EXERCISE REQUIREMENTS =>
Each line holding the word "share" counts once; give the total and nothing more.

MATERIAL SUPPLIED =>
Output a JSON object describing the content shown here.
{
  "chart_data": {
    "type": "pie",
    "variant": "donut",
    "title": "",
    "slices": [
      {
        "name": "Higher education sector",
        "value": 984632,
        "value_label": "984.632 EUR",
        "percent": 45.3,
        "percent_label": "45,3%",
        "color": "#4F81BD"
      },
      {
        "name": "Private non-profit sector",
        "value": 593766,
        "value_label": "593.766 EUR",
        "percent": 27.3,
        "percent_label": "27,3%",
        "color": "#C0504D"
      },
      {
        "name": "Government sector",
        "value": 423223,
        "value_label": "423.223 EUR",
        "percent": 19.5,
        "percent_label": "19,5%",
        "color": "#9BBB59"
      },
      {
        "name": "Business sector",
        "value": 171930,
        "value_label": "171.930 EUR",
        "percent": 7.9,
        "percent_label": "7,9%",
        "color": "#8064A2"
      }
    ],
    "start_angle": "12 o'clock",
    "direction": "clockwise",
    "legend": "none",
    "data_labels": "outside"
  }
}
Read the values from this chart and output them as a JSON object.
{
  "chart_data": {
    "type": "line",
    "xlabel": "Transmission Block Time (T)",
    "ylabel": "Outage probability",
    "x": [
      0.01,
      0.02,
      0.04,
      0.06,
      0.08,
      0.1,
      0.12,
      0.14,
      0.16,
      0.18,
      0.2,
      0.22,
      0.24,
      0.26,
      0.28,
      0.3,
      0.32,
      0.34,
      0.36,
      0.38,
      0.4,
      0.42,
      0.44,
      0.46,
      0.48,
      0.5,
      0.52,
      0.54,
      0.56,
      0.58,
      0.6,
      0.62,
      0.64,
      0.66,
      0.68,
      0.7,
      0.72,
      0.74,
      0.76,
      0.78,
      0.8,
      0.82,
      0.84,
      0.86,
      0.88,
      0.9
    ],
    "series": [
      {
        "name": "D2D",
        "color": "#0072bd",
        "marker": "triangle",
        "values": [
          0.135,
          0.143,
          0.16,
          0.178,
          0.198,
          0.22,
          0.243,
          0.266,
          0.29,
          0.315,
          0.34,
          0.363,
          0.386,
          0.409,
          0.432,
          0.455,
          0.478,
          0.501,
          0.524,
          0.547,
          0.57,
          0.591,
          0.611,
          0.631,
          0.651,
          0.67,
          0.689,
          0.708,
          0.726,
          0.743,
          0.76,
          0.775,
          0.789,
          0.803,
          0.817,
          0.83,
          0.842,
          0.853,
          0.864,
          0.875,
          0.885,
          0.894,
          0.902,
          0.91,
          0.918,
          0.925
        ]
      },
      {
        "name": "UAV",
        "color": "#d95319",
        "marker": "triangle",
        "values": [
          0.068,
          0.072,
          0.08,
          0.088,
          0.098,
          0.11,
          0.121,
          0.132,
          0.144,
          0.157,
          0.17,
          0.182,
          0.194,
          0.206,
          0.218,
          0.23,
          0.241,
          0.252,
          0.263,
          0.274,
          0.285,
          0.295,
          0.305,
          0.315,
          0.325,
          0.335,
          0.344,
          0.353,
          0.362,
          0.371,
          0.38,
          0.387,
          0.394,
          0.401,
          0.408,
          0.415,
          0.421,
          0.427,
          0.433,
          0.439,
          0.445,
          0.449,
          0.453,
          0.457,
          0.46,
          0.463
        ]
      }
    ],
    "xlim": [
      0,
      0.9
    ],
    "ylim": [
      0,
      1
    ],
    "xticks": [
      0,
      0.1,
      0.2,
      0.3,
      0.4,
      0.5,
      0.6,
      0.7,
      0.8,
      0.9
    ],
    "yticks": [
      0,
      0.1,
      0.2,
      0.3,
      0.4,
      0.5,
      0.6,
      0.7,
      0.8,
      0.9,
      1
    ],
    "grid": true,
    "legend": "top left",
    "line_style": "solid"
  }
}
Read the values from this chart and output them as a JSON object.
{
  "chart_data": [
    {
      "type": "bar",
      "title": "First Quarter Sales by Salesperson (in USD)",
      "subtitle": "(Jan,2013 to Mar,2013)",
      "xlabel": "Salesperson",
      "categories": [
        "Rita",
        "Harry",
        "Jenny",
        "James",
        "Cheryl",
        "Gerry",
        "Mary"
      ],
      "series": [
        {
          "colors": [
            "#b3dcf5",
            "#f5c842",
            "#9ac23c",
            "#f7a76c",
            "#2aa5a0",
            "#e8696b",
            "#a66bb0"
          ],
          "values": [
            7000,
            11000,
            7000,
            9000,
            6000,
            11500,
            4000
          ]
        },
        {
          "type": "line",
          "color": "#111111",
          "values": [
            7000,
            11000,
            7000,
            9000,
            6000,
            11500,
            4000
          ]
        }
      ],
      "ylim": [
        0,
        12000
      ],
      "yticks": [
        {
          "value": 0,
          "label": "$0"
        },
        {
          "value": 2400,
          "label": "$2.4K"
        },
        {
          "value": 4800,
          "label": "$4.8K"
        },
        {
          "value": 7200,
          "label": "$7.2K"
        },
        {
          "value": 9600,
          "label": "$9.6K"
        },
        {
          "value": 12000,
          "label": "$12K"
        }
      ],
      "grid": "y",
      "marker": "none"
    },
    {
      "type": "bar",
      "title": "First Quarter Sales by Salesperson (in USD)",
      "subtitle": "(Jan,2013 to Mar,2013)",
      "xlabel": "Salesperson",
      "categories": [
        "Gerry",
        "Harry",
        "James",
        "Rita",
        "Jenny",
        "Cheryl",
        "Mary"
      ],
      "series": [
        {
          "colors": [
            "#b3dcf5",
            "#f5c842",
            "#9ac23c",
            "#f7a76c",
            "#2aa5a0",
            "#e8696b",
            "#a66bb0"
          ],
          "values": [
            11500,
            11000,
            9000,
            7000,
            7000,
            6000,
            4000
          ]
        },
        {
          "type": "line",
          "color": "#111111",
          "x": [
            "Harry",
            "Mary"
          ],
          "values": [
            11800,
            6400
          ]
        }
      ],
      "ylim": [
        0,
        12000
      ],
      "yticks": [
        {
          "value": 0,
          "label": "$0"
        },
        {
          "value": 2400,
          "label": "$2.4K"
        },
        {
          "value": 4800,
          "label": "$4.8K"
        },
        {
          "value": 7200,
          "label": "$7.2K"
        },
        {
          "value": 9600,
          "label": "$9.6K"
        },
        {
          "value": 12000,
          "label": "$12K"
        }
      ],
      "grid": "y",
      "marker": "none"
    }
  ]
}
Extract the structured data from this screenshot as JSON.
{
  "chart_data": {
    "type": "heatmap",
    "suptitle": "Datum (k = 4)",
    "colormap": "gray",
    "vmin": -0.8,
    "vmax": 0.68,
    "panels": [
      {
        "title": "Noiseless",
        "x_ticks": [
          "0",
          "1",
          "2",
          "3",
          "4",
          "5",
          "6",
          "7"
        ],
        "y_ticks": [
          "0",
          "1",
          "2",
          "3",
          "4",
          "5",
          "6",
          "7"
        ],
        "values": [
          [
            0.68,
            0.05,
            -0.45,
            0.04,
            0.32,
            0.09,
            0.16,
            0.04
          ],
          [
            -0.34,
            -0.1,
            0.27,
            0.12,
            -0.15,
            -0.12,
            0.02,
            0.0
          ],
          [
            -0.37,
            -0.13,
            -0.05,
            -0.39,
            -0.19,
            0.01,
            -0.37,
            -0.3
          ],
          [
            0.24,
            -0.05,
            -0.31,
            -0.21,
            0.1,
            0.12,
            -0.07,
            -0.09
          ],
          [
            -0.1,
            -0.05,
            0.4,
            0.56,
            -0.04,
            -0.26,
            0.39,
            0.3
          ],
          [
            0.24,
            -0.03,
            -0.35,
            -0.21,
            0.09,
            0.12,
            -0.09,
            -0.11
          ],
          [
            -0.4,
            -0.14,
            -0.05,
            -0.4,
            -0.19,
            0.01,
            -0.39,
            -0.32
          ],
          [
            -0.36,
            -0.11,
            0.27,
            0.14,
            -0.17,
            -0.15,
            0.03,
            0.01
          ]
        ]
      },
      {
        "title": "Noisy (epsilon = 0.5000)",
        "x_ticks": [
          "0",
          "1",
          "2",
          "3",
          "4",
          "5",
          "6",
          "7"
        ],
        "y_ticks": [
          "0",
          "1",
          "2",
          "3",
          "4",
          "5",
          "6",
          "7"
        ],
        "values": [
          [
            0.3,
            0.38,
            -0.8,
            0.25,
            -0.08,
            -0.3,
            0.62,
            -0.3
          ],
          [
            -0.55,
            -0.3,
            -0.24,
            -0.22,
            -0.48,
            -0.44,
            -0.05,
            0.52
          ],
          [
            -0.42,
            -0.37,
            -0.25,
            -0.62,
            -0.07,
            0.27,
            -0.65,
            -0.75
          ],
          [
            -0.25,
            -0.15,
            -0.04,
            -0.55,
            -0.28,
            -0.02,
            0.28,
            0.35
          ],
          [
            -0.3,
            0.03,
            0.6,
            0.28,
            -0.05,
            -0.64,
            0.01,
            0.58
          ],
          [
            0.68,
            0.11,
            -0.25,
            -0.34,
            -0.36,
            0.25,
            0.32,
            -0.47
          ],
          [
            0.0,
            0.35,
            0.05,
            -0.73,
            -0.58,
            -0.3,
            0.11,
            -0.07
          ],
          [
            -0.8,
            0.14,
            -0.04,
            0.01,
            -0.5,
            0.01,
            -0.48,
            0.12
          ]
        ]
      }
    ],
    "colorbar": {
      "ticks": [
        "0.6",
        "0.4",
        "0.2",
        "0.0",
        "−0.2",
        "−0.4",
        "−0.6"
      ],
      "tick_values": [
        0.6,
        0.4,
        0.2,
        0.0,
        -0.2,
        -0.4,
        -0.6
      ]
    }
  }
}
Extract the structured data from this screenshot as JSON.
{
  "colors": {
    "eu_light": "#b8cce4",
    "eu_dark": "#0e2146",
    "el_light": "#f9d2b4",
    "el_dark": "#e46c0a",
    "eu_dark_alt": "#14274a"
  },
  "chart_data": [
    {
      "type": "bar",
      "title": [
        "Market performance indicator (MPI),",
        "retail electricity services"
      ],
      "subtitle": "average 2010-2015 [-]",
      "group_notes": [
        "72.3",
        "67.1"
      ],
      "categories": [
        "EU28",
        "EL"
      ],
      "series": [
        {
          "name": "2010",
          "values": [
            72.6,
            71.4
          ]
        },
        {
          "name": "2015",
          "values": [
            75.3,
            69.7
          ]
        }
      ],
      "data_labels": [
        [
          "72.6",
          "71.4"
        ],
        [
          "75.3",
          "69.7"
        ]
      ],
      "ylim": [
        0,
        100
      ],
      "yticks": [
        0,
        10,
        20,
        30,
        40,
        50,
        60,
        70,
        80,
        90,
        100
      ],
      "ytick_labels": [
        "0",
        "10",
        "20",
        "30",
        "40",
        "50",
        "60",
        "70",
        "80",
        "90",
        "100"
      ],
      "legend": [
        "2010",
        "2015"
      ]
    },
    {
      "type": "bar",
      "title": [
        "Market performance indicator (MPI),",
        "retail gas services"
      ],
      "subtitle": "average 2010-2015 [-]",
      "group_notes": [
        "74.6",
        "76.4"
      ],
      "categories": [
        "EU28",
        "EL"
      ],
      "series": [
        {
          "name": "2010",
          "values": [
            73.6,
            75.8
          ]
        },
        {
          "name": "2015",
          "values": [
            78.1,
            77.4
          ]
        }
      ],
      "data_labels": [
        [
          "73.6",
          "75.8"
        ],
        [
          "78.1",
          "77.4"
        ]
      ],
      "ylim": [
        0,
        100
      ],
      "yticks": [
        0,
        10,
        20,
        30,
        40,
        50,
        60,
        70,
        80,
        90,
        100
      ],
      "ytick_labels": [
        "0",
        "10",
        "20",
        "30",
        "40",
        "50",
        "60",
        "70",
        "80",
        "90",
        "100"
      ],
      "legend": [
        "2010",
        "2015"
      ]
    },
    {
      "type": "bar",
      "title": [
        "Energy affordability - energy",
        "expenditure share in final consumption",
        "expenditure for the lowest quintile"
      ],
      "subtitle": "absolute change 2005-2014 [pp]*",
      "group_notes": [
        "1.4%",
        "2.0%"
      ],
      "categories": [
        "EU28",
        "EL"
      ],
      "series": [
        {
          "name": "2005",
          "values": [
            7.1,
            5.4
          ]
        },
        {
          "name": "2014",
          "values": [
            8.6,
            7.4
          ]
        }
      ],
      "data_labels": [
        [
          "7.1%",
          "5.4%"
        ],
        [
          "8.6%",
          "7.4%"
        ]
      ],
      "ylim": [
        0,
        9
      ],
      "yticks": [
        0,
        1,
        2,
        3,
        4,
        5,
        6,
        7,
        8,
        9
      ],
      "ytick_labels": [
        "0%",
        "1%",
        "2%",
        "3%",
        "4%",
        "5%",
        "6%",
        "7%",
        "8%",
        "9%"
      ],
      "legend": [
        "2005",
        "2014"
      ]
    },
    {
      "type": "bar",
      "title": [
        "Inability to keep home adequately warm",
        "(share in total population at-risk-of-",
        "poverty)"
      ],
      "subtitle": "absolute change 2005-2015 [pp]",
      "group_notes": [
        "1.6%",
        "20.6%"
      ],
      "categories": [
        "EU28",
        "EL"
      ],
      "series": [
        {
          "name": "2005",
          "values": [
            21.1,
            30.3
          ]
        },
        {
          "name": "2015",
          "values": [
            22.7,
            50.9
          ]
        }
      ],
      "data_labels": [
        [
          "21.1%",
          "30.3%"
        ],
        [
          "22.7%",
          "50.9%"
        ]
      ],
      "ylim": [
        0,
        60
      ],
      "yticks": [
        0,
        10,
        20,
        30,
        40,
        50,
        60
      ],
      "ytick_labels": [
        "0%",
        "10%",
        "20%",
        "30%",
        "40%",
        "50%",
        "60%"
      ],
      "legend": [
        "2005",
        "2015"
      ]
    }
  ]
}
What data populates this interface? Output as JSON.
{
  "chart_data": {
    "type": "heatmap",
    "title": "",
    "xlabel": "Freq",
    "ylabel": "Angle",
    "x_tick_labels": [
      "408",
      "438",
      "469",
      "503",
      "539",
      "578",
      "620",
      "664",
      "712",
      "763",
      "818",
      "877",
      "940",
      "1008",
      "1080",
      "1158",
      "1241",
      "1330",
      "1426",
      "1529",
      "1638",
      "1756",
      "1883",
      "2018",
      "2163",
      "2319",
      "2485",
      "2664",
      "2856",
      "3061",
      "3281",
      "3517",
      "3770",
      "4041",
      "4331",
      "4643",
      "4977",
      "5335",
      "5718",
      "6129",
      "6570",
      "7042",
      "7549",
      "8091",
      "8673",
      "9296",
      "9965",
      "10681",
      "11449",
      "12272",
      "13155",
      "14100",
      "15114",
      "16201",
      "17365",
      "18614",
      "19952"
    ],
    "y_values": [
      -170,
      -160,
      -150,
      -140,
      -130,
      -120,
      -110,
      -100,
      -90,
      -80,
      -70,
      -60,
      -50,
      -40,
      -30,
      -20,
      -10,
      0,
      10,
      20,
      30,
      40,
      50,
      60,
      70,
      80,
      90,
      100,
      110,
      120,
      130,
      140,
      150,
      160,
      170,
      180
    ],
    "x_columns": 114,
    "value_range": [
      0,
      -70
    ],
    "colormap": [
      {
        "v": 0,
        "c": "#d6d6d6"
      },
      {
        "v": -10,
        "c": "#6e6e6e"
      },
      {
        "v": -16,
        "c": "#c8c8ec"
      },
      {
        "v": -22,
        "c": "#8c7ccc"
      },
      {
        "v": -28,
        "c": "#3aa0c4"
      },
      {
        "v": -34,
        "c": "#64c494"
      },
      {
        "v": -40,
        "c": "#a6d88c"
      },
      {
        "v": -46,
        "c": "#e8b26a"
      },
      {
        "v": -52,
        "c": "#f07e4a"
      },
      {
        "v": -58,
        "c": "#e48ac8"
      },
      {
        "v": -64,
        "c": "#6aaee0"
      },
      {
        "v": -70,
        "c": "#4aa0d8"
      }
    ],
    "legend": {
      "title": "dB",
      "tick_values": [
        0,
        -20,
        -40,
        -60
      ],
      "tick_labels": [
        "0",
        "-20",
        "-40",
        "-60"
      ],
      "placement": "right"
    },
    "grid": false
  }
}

WRITTEN ANSWER =>
2